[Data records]
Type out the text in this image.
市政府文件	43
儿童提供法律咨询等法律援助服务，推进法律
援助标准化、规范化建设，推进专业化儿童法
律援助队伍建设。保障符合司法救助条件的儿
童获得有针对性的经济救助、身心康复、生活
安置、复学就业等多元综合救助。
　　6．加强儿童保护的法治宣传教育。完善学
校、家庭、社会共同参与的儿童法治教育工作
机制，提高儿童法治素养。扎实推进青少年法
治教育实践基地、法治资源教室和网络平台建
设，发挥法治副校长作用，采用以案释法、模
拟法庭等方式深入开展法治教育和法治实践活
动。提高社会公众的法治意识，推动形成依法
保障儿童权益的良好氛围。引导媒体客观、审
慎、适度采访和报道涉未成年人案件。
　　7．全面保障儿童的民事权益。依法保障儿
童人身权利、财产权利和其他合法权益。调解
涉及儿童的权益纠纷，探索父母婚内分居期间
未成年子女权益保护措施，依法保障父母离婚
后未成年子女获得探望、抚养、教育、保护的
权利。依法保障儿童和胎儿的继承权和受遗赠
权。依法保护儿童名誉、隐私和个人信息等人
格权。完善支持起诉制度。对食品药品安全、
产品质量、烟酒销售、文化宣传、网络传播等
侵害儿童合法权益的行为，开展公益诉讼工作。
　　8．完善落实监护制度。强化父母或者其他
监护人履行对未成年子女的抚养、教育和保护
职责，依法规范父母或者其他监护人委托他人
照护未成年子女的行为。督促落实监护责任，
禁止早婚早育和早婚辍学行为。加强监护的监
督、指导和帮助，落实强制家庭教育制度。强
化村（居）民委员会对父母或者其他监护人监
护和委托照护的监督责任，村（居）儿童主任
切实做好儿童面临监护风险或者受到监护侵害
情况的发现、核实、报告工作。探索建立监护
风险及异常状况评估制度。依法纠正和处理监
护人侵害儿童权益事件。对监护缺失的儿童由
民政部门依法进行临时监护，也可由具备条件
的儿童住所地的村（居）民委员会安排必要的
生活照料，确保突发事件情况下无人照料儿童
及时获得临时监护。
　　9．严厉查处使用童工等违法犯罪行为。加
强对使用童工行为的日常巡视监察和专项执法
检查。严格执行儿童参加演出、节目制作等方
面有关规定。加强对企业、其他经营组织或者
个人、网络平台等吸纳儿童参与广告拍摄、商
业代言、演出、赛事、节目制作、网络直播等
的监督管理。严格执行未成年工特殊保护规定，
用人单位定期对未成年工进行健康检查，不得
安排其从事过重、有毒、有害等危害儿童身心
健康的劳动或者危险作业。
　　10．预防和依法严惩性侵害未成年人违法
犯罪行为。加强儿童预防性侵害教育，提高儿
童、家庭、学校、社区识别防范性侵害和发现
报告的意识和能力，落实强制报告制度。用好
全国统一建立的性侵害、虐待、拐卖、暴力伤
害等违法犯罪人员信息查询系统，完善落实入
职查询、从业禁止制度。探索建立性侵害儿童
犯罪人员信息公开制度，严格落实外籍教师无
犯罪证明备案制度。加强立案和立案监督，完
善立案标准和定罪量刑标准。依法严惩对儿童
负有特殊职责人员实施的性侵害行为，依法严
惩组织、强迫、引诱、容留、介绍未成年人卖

### DO THIS
Extract the full set of entries word for word.

### COMPLETE OUTPUT
Type out the text in this image.
市政府文件	43
儿童提供法律咨询等法律援助服务，推进法律
援助标准化、规范化建设，推进专业化儿童法
律援助队伍建设。保障符合司法救助条件的儿
童获得有针对性的经济救助、身心康复、生活
安置、复学就业等多元综合救助。
　　6．加强儿童保护的法治宣传教育。完善学
校、家庭、社会共同参与的儿童法治教育工作
机制，提高儿童法治素养。扎实推进青少年法
治教育实践基地、法治资源教室和网络平台建
设，发挥法治副校长作用，采用以案释法、模
拟法庭等方式深入开展法治教育和法治实践活
动。提高社会公众的法治意识，推动形成依法
保障儿童权益的良好氛围。引导媒体客观、审
慎、适度采访和报道涉未成年人案件。
　　7．全面保障儿童的民事权益。依法保障儿
童人身权利、财产权利和其他合法权益。调解
涉及儿童的权益纠纷，探索父母婚内分居期间
未成年子女权益保护措施，依法保障父母离婚
后未成年子女获得探望、抚养、教育、保护的
权利。依法保障儿童和胎儿的继承权和受遗赠
权。依法保护儿童名誉、隐私和个人信息等人
格权。完善支持起诉制度。对食品药品安全、
产品质量、烟酒销售、文化宣传、网络传播等
侵害儿童合法权益的行为，开展公益诉讼工作。
　　8．完善落实监护制度。强化父母或者其他
监护人履行对未成年子女的抚养、教育和保护
职责，依法规范父母或者其他监护人委托他人
照护未成年子女的行为。督促落实监护责任，
禁止早婚早育和早婚辍学行为。加强监护的监
督、指导和帮助，落实强制家庭教育制度。强
化村（居）民委员会对父母或者其他监护人监
护和委托照护的监督责任，村（居）儿童主任
切实做好儿童面临监护风险或者受到监护侵害
情况的发现、核实、报告工作。探索建立监护
风险及异常状况评估制度。依法纠正和处理监
护人侵害儿童权益事件。对监护缺失的儿童由
民政部门依法进行临时监护，也可由具备条件
的儿童住所地的村（居）民委员会安排必要的
生活照料，确保突发事件情况下无人照料儿童
及时获得临时监护。
　　9．严厉查处使用童工等违法犯罪行为。加
强对使用童工行为的日常巡视监察和专项执法
检查。严格执行儿童参加演出、节目制作等方
面有关规定。加强对企业、其他经营组织或者
个人、网络平台等吸纳儿童参与广告拍摄、商
业代言、演出、赛事、节目制作、网络直播等
的监督管理。严格执行未成年工特殊保护规定，
用人单位定期对未成年工进行健康检查，不得
安排其从事过重、有毒、有害等危害儿童身心
健康的劳动或者危险作业。
　　10．预防和依法严惩性侵害未成年人违法
犯罪行为。加强儿童预防性侵害教育，提高儿
童、家庭、学校、社区识别防范性侵害和发现
报告的意识和能力，落实强制报告制度。用好
全国统一建立的性侵害、虐待、拐卖、暴力伤
害等违法犯罪人员信息查询系统，完善落实入
职查询、从业禁止制度。探索建立性侵害儿童
犯罪人员信息公开制度，严格落实外籍教师无
犯罪证明备案制度。加强立案和立案监督，完
善立案标准和定罪量刑标准。依法严惩对儿童
负有特殊职责人员实施的性侵害行为，依法严
惩组织、强迫、引诱、容留、介绍未成年人卖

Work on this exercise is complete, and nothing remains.